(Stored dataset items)
════════════════════

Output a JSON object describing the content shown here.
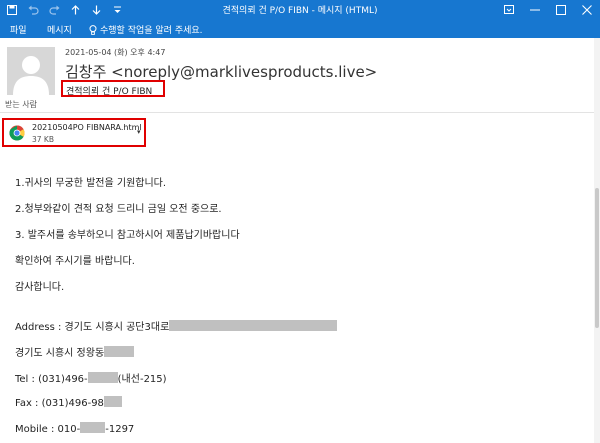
{
  "window": {
    "title": "견적의뢰 건 P/O FIBN  -  메시지 (HTML)"
  },
  "ribbon": {
    "tabs": [
      {
        "label": "파일"
      },
      {
        "label": "메시지"
      }
    ],
    "tell_me": "수행할 작업을 알려 주세요."
  },
  "header": {
    "datetime": "2021-05-04 (화) 오후 4:47",
    "sender": "김창주 <noreply@marklivesproducts.live>",
    "subject": "견적의뢰 건 P/O FIBN",
    "to_label": "받는 사람"
  },
  "attachment": {
    "name": "20210504PO FIBNARA.html",
    "size": "37 KB",
    "icon": "chrome-icon"
  },
  "body": {
    "line1": "1.귀사의 무궁한 발전을 기원합니다.",
    "line2": "2.청부와같이 견적 요청 드리니 금일 오전 중으로.",
    "line3": "3. 발주서를 송부하오니 참고하시어 제품납기바랍니다",
    "line4": "확인하여 주시기를 바랍니다.",
    "line5": "감사합니다.",
    "address_prefix": "Address : 경기도 시흥시 공단3대로",
    "address2_prefix": "경기도 시흥시 정왕동",
    "tel_prefix": "Tel : (031)496-",
    "tel_suffix": "(내선-215)",
    "fax_prefix": "Fax : (031)496-98",
    "mobile_prefix": "Mobile : 010-",
    "mobile_suffix": "-1297"
  },
  "colors": {
    "titlebar": "#1777d0",
    "highlight_border": "#e00000",
    "redaction": "#c0c0c0"
  }
}
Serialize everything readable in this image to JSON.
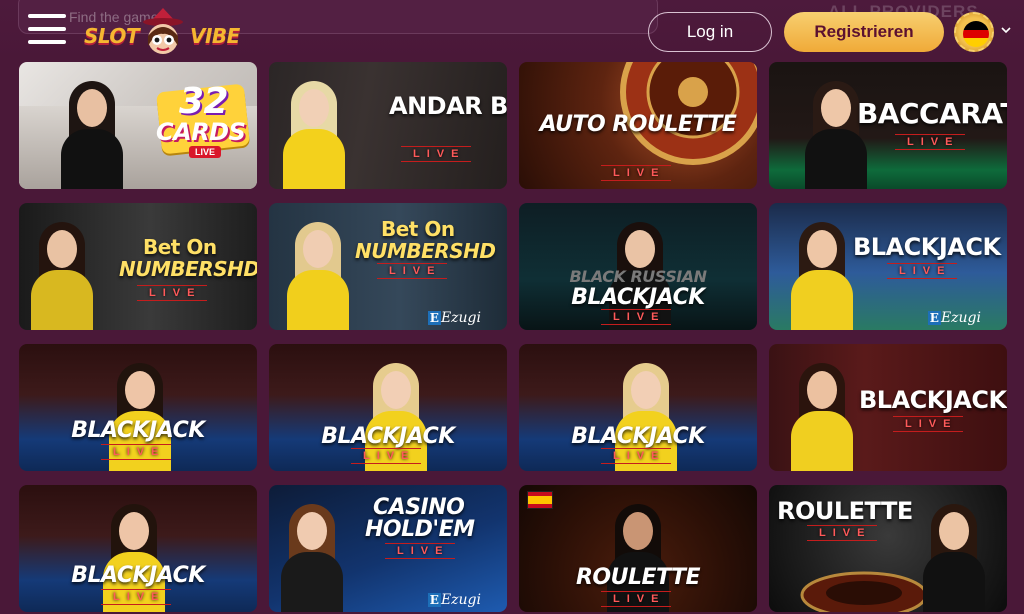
{
  "header": {
    "search_placeholder": "Find the game",
    "providers_label": "ALL PROVIDERS",
    "logo_left": "SLOT",
    "logo_right": "VIBE",
    "login_label": "Log in",
    "register_label": "Registrieren",
    "language": "DE"
  },
  "colors": {
    "background": "#4a1838",
    "register_gradient_top": "#f7cf70",
    "register_gradient_bottom": "#f0aa38",
    "live_red": "#c51d1d"
  },
  "games": [
    {
      "id": "32-cards",
      "title": "32 CARDS",
      "live": "LIVE",
      "provider": ""
    },
    {
      "id": "andar-bahar",
      "title": "ANDAR BAHAR",
      "live": "LIVE",
      "provider": ""
    },
    {
      "id": "auto-roulette",
      "title": "AUTO ROULETTE",
      "live": "LIVE",
      "provider": ""
    },
    {
      "id": "baccarat",
      "title": "BACCARAT",
      "live": "LIVE",
      "provider": ""
    },
    {
      "id": "bet-on-numbers-hd-1",
      "title_line1": "Bet On",
      "title_line2": "NUMBERSHD",
      "live": "LIVE",
      "provider": ""
    },
    {
      "id": "bet-on-numbers-hd-2",
      "title_line1": "Bet On",
      "title_line2": "NUMBERSHD",
      "live": "LIVE",
      "provider": "Ezugi"
    },
    {
      "id": "black-russian-blackjack",
      "title_line1": "BLACK RUSSIAN",
      "title_line2": "BLACKJACK",
      "live": "LIVE",
      "provider": ""
    },
    {
      "id": "blackjack-ezugi",
      "title": "BLACKJACK",
      "live": "LIVE",
      "provider": "Ezugi"
    },
    {
      "id": "blackjack-1",
      "title": "BLACKJACK",
      "live": "LIVE",
      "provider": ""
    },
    {
      "id": "blackjack-2",
      "title": "BLACKJACK",
      "live": "LIVE",
      "provider": ""
    },
    {
      "id": "blackjack-3",
      "title": "BLACKJACK",
      "live": "LIVE",
      "provider": ""
    },
    {
      "id": "blackjack-4",
      "title": "BLACKJACK",
      "live": "LIVE",
      "provider": ""
    },
    {
      "id": "blackjack-5",
      "title": "BLACKJACK",
      "live": "LIVE",
      "provider": ""
    },
    {
      "id": "casino-holdem",
      "title_line1": "CASINO",
      "title_line2": "HOLD'EM",
      "live": "LIVE",
      "provider": "Ezugi"
    },
    {
      "id": "roulette-es",
      "title": "ROULETTE",
      "live": "LIVE",
      "provider": ""
    },
    {
      "id": "roulette",
      "title": "ROULETTE",
      "live": "LIVE",
      "provider": ""
    }
  ],
  "badges": {
    "cards_number": "32",
    "cards_word": "CARDS",
    "cards_live": "LIVE"
  }
}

════════════════════

**Exercise requirements:**
Retype the whole listing, keeping every line identical and omitting all pictures.

**Task response:**
Output a JSON object describing the content shown here.
{
  "window": {
    "title": "견적의뢰 건 P/O FIBN  -  메시지 (HTML)"
  },
  "ribbon": {
    "tabs": [
      {
        "label": "파일"
      },
      {
        "label": "메시지"
      }
    ],
    "tell_me": "수행할 작업을 알려 주세요."
  },
  "header": {
    "datetime": "2021-05-04 (화) 오후 4:47",
    "sender": "김창주 <noreply@marklivesproducts.live>",
    "subject": "견적의뢰 건 P/O FIBN",
    "to_label": "받는 사람"
  },
  "attachment": {
    "name": "20210504PO FIBNARA.html",
    "size": "37 KB",
    "icon": "chrome-icon"
  },
  "body": {
    "line1": "1.귀사의 무궁한 발전을 기원합니다.",
    "line2": "2.청부와같이 견적 요청 드리니 금일 오전 중으로.",
    "line3": "3. 발주서를 송부하오니 참고하시어 제품납기바랍니다",
    "line4": "확인하여 주시기를 바랍니다.",
    "line5": "감사합니다.",
    "address_prefix": "Address : 경기도 시흥시 공단3대로",
    "address2_prefix": "경기도 시흥시 정왕동",
    "tel_prefix": "Tel : (031)496-",
    "tel_suffix": "(내선-215)",
    "fax_prefix": "Fax : (031)496-98",
    "mobile_prefix": "Mobile : 010-",
    "mobile_suffix": "-1297"
  },
  "colors": {
    "titlebar": "#1777d0",
    "highlight_border": "#e00000",
    "redaction": "#c0c0c0"
  }
}
Serialize everything readable in this image to JSON.
{
  "header": {
    "search_placeholder": "Find the game",
    "providers_label": "ALL PROVIDERS",
    "logo_left": "SLOT",
    "logo_right": "VIBE",
    "login_label": "Log in",
    "register_label": "Registrieren",
    "language": "DE"
  },
  "colors": {
    "background": "#4a1838",
    "register_gradient_top": "#f7cf70",
    "register_gradient_bottom": "#f0aa38",
    "live_red": "#c51d1d"
  },
  "games": [
    {
      "id": "32-cards",
      "title": "32 CARDS",
      "live": "LIVE",
      "provider": ""
    },
    {
      "id": "andar-bahar",
      "title": "ANDAR BAHAR",
      "live": "LIVE",
      "provider": ""
    },
    {
      "id": "auto-roulette",
      "title": "AUTO ROULETTE",
      "live": "LIVE",
      "provider": ""
    },
    {
      "id": "baccarat",
      "title": "BACCARAT",
      "live": "LIVE",
      "provider": ""
    },
    {
      "id": "bet-on-numbers-hd-1",
      "title_line1": "Bet On",
      "title_line2": "NUMBERSHD",
      "live": "LIVE",
      "provider": ""
    },
    {
      "id": "bet-on-numbers-hd-2",
      "title_line1": "Bet On",
      "title_line2": "NUMBERSHD",
      "live": "LIVE",
      "provider": "Ezugi"
    },
    {
      "id": "black-russian-blackjack",
      "title_line1": "BLACK RUSSIAN",
      "title_line2": "BLACKJACK",
      "live": "LIVE",
      "provider": ""
    },
    {
      "id": "blackjack-ezugi",
      "title": "BLACKJACK",
      "live": "LIVE",
      "provider": "Ezugi"
    },
    {
      "id": "blackjack-1",
      "title": "BLACKJACK",
      "live": "LIVE",
      "provider": ""
    },
    {
      "id": "blackjack-2",
      "title": "BLACKJACK",
      "live": "LIVE",
      "provider": ""
    },
    {
      "id": "blackjack-3",
      "title": "BLACKJACK",
      "live": "LIVE",
      "provider": ""
    },
    {
      "id": "blackjack-4",
      "title": "BLACKJACK",
      "live": "LIVE",
      "provider": ""
    },
    {
      "id": "blackjack-5",
      "title": "BLACKJACK",
      "live": "LIVE",
      "provider": ""
    },
    {
      "id": "casino-holdem",
      "title_line1": "CASINO",
      "title_line2": "HOLD'EM",
      "live": "LIVE",
      "provider": "Ezugi"
    },
    {
      "id": "roulette-es",
      "title": "ROULETTE",
      "live": "LIVE",
      "provider": ""
    },
    {
      "id": "roulette",
      "title": "ROULETTE",
      "live": "LIVE",
      "provider": ""
    }
  ],
  "badges": {
    "cards_number": "32",
    "cards_word": "CARDS",
    "cards_live": "LIVE"
  }
}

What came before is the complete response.